▶ Travail écrit:
- 1) Recopiez, dans le texte sur La Salette, le passage compris entre "Rappelons brièvement l’événement: le" et "réalité des faits.", ces mots inclus.
- 2) D'après le texte sur La Salette, en quelle année la basilique est-elle achevée ?
- 3) Indiquez si chacune des affirmations suivantes s'accorde avec le texte sur La Salette, en répondant par oui ou par non et en citant les mots du texte qui permettent de trancher.
(a) Mélanie Calvat et Maximin Giraud comprennent bien le français.
(b) La première pierre de la basilique est posée le 25 mai 1852.
(c) Mgr Philibert de Bruillard est évêque de Valence.

▶ Article:
★ ★ ★ ★ ★ ★ ★
Le P. d’Alzon et La Salette ou ‘un pèlerin incrédule’

Rappelons brièvement l’événement: le 19 septembre 1846, deux jeunes dauphinois du village des Ablandins, commune de La Salette, Mélanie Calvat et Maximin Giraud, gardent leur troupeau de bêtes sur la montagne de Gargas au-dessus du village de Corps, dernier village de l’Isère, après La Mure, quand après leur sieste, ils sont témoins d’une apparition d’une dame qui pleure, près du ravin de la Sézia. Cette ‘Vierge paysanne’ leur parle en français alors qu’analphabètes, ils ne comprennent bien que le patois local. Et pourtant ils retiennent le message très biblique de conversion, de pénitence et de prière à laquelle l’apparition les convie et qu’ils vont répéter sans varier pendant 6 ans que va durer l’enquête ecclésiastique. Le 19 septembre 1851, Mgr Philibert de Bruillard, évêque de Grenoble, publie enfin un mandement proclamant la réalité des faits.

Dès l’année suivante, plus de 50.000 personnes viennent en pèlerinage sur la sainte colline, par des sentiers de chèvres à peine praticables. Une basilique sort de terre dont la première pierre est posée le 25 mai 1852, bénie par Mgr Chatrousse, évêque de Valence. Elle est achevée en 1861, grâce notamment à l’activité infatigable de l’abbé Rousselot. Une statue de la Vierge est couronnée en août 1879, 20.000 personnes passent la nuit en prière sur la montagne. Le vocable de Notre-Dame de la Salette a fait le tour du monde catholique. Les missionnaires de La Salette se font les propagandistes du pèlerinage, soutenus par Don Bosco, Julien Eymard, natif de la Mure, et le curé d’Ars, après une période d’incertitude. Des écrivains et des artistes de talent contribuent également au renom et au rayonnement de la Salette: Huysmans, Massignon, Claudel, Bloy, Maritain, Grenn, Fumet et bien d’autres.
★ ★ ★ ★ ★ ★ ★
▶ Données fournies:

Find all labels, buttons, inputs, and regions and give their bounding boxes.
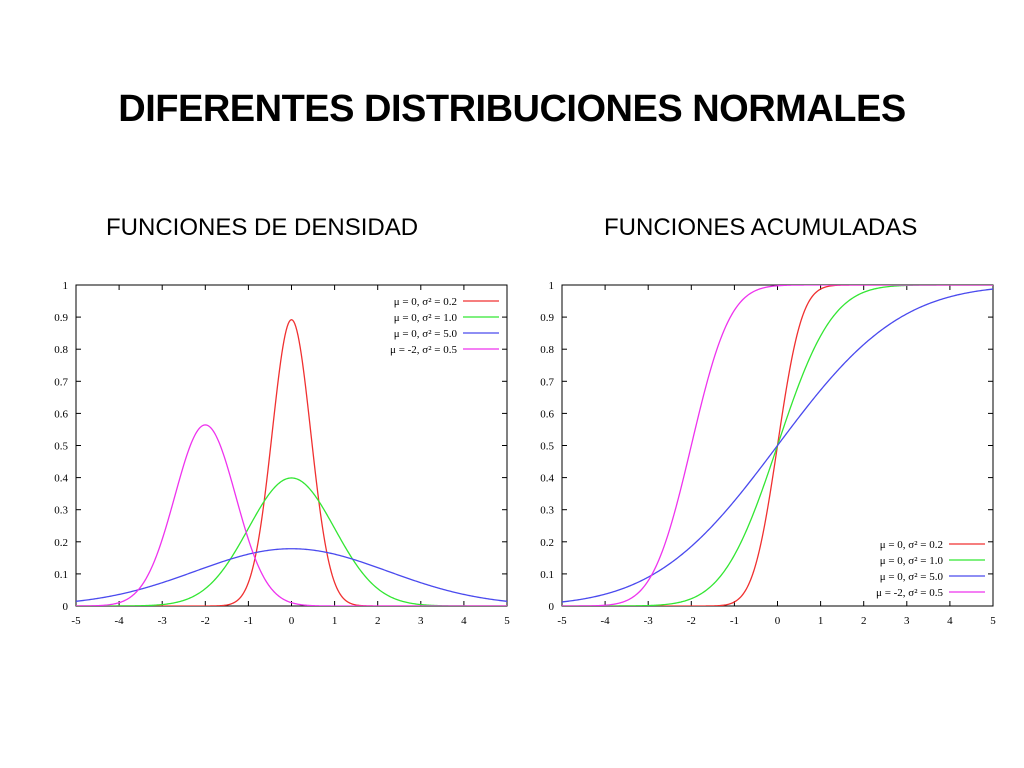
★ ★ ★ ★ ★ ★ ★
▶ Corrigé des exercices:
- 1)
Rappelons brièvement l’événement: le 19 septembre 1846, deux jeunes dauphinois du village des Ablandins, commune de La Salette, Mélanie Calvat et Maximin Giraud, gardent leur troupeau de bêtes sur la montagne de Gargas au-dessus du village de Corps, dernier village de l’Isère, après La Mure, quand après leur sieste, ils sont témoins d’une apparition d’une dame qui pleure, près du ravin de la Sézia. Cette ‘Vierge paysanne’ leur parle en français alors qu’analphabètes, ils ne comprennent bien que le patois local. Et pourtant ils retiennent le message très biblique de conversion, de pénitence et de prière à laquelle l’apparition les convie et qu’ils vont répéter sans varier pendant 6 ans que va durer l’enquête ecclésiastique. Le 19 septembre 1851, Mgr Philibert de Bruillard, évêque de Grenoble, publie enfin un mandement proclamant la réalité des faits.

- 2) En 1861.

- 3)
(a) Non : « ils ne comprennent bien que le patois local ».
(b) Oui : « la première pierre est posée le 25 mai 1852 ».
(c) Non : « Mgr Philibert de Bruillard, évêque de Grenoble ».